Given request
Copy each line of the data below exactly, leaving out pictures.

Recorded data
____

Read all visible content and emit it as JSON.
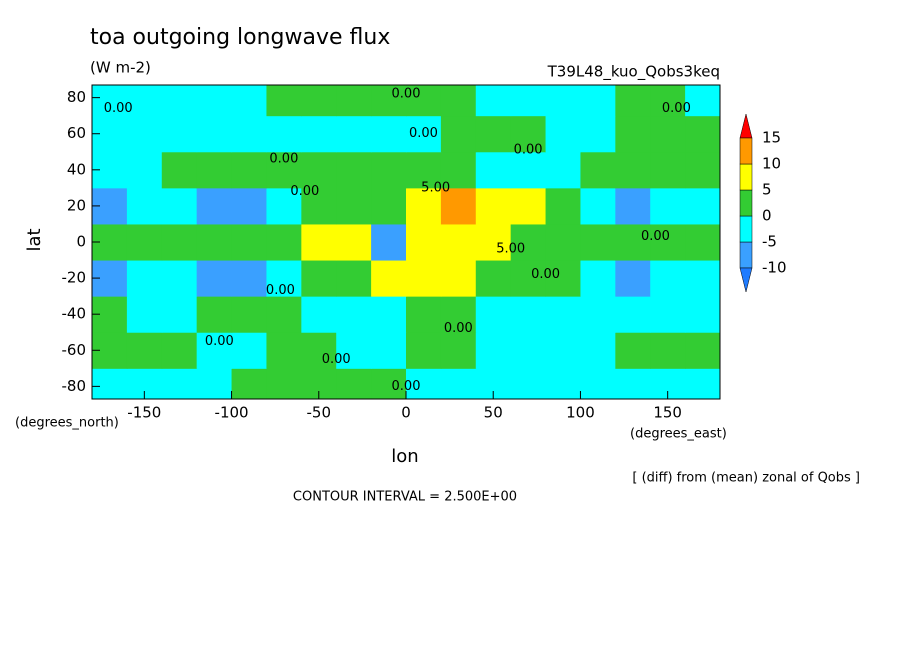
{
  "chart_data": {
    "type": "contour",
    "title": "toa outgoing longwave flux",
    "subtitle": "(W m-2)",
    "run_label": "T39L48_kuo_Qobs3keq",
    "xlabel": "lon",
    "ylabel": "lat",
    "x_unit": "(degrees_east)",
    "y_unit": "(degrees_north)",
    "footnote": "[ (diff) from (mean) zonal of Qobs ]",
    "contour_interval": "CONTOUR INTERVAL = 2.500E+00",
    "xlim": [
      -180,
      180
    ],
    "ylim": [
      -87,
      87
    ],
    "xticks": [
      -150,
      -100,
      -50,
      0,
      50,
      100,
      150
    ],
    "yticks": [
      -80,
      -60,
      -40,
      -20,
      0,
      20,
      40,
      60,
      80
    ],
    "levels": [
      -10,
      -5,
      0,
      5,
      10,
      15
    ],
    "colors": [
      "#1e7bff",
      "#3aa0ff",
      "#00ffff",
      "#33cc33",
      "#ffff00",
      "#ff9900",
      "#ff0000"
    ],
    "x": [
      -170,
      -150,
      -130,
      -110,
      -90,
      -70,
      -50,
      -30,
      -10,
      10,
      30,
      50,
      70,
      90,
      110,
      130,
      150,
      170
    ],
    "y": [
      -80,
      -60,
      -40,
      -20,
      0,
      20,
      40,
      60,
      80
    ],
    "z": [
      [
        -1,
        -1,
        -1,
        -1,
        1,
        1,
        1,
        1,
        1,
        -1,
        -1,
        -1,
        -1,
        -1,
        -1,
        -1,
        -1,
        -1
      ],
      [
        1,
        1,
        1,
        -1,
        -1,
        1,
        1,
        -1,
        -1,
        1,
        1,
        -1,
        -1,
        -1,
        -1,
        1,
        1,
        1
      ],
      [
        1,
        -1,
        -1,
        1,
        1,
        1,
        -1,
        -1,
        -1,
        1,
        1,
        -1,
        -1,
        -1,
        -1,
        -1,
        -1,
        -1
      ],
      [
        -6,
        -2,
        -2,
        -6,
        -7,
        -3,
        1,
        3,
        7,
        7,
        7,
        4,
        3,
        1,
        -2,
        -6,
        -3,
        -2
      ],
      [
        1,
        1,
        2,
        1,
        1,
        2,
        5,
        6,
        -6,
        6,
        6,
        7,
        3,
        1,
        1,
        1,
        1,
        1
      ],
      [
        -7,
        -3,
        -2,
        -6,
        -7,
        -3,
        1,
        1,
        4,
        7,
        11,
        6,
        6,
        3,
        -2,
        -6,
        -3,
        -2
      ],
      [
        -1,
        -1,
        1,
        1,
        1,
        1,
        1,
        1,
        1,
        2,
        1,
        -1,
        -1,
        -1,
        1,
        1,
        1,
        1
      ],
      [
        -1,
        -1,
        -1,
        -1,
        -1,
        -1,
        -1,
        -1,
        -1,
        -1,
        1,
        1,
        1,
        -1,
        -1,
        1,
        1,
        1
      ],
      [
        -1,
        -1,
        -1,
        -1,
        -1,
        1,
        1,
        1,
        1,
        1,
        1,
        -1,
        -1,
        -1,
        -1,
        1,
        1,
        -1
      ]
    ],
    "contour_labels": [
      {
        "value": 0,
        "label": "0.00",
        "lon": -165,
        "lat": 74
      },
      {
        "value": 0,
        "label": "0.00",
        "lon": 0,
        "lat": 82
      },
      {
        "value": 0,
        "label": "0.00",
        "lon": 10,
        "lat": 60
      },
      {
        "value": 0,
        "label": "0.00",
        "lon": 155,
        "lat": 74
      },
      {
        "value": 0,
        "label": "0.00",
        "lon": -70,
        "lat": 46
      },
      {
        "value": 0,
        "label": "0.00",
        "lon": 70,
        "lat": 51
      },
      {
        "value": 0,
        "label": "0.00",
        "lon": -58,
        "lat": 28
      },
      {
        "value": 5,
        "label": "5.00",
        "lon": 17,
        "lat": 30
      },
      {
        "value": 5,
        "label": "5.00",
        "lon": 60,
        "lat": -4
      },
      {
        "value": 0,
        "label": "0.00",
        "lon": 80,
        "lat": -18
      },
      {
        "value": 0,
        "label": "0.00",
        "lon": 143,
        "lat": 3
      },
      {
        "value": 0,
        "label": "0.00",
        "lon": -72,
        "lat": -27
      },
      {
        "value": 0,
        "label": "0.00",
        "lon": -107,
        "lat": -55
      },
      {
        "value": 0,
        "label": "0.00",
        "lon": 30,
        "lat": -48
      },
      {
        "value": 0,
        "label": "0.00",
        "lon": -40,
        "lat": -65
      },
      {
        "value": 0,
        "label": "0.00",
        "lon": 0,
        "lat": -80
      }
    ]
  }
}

____

Solution to this problem
Read all visible content and emit it as JSON.
{
  "chart_data": {
    "type": "contour",
    "title": "toa outgoing longwave flux",
    "subtitle": "(W m-2)",
    "run_label": "T39L48_kuo_Qobs3keq",
    "xlabel": "lon",
    "ylabel": "lat",
    "x_unit": "(degrees_east)",
    "y_unit": "(degrees_north)",
    "footnote": "[ (diff) from (mean) zonal of Qobs ]",
    "contour_interval": "CONTOUR INTERVAL = 2.500E+00",
    "xlim": [
      -180,
      180
    ],
    "ylim": [
      -87,
      87
    ],
    "xticks": [
      -150,
      -100,
      -50,
      0,
      50,
      100,
      150
    ],
    "yticks": [
      -80,
      -60,
      -40,
      -20,
      0,
      20,
      40,
      60,
      80
    ],
    "levels": [
      -10,
      -5,
      0,
      5,
      10,
      15
    ],
    "colors": [
      "#1e7bff",
      "#3aa0ff",
      "#00ffff",
      "#33cc33",
      "#ffff00",
      "#ff9900",
      "#ff0000"
    ],
    "x": [
      -170,
      -150,
      -130,
      -110,
      -90,
      -70,
      -50,
      -30,
      -10,
      10,
      30,
      50,
      70,
      90,
      110,
      130,
      150,
      170
    ],
    "y": [
      -80,
      -60,
      -40,
      -20,
      0,
      20,
      40,
      60,
      80
    ],
    "z": [
      [
        -1,
        -1,
        -1,
        -1,
        1,
        1,
        1,
        1,
        1,
        -1,
        -1,
        -1,
        -1,
        -1,
        -1,
        -1,
        -1,
        -1
      ],
      [
        1,
        1,
        1,
        -1,
        -1,
        1,
        1,
        -1,
        -1,
        1,
        1,
        -1,
        -1,
        -1,
        -1,
        1,
        1,
        1
      ],
      [
        1,
        -1,
        -1,
        1,
        1,
        1,
        -1,
        -1,
        -1,
        1,
        1,
        -1,
        -1,
        -1,
        -1,
        -1,
        -1,
        -1
      ],
      [
        -6,
        -2,
        -2,
        -6,
        -7,
        -3,
        1,
        3,
        7,
        7,
        7,
        4,
        3,
        1,
        -2,
        -6,
        -3,
        -2
      ],
      [
        1,
        1,
        2,
        1,
        1,
        2,
        5,
        6,
        -6,
        6,
        6,
        7,
        3,
        1,
        1,
        1,
        1,
        1
      ],
      [
        -7,
        -3,
        -2,
        -6,
        -7,
        -3,
        1,
        1,
        4,
        7,
        11,
        6,
        6,
        3,
        -2,
        -6,
        -3,
        -2
      ],
      [
        -1,
        -1,
        1,
        1,
        1,
        1,
        1,
        1,
        1,
        2,
        1,
        -1,
        -1,
        -1,
        1,
        1,
        1,
        1
      ],
      [
        -1,
        -1,
        -1,
        -1,
        -1,
        -1,
        -1,
        -1,
        -1,
        -1,
        1,
        1,
        1,
        -1,
        -1,
        1,
        1,
        1
      ],
      [
        -1,
        -1,
        -1,
        -1,
        -1,
        1,
        1,
        1,
        1,
        1,
        1,
        -1,
        -1,
        -1,
        -1,
        1,
        1,
        -1
      ]
    ],
    "contour_labels": [
      {
        "value": 0,
        "label": "0.00",
        "lon": -165,
        "lat": 74
      },
      {
        "value": 0,
        "label": "0.00",
        "lon": 0,
        "lat": 82
      },
      {
        "value": 0,
        "label": "0.00",
        "lon": 10,
        "lat": 60
      },
      {
        "value": 0,
        "label": "0.00",
        "lon": 155,
        "lat": 74
      },
      {
        "value": 0,
        "label": "0.00",
        "lon": -70,
        "lat": 46
      },
      {
        "value": 0,
        "label": "0.00",
        "lon": 70,
        "lat": 51
      },
      {
        "value": 0,
        "label": "0.00",
        "lon": -58,
        "lat": 28
      },
      {
        "value": 5,
        "label": "5.00",
        "lon": 17,
        "lat": 30
      },
      {
        "value": 5,
        "label": "5.00",
        "lon": 60,
        "lat": -4
      },
      {
        "value": 0,
        "label": "0.00",
        "lon": 80,
        "lat": -18
      },
      {
        "value": 0,
        "label": "0.00",
        "lon": 143,
        "lat": 3
      },
      {
        "value": 0,
        "label": "0.00",
        "lon": -72,
        "lat": -27
      },
      {
        "value": 0,
        "label": "0.00",
        "lon": -107,
        "lat": -55
      },
      {
        "value": 0,
        "label": "0.00",
        "lon": 30,
        "lat": -48
      },
      {
        "value": 0,
        "label": "0.00",
        "lon": -40,
        "lat": -65
      },
      {
        "value": 0,
        "label": "0.00",
        "lon": 0,
        "lat": -80
      }
    ]
  }
}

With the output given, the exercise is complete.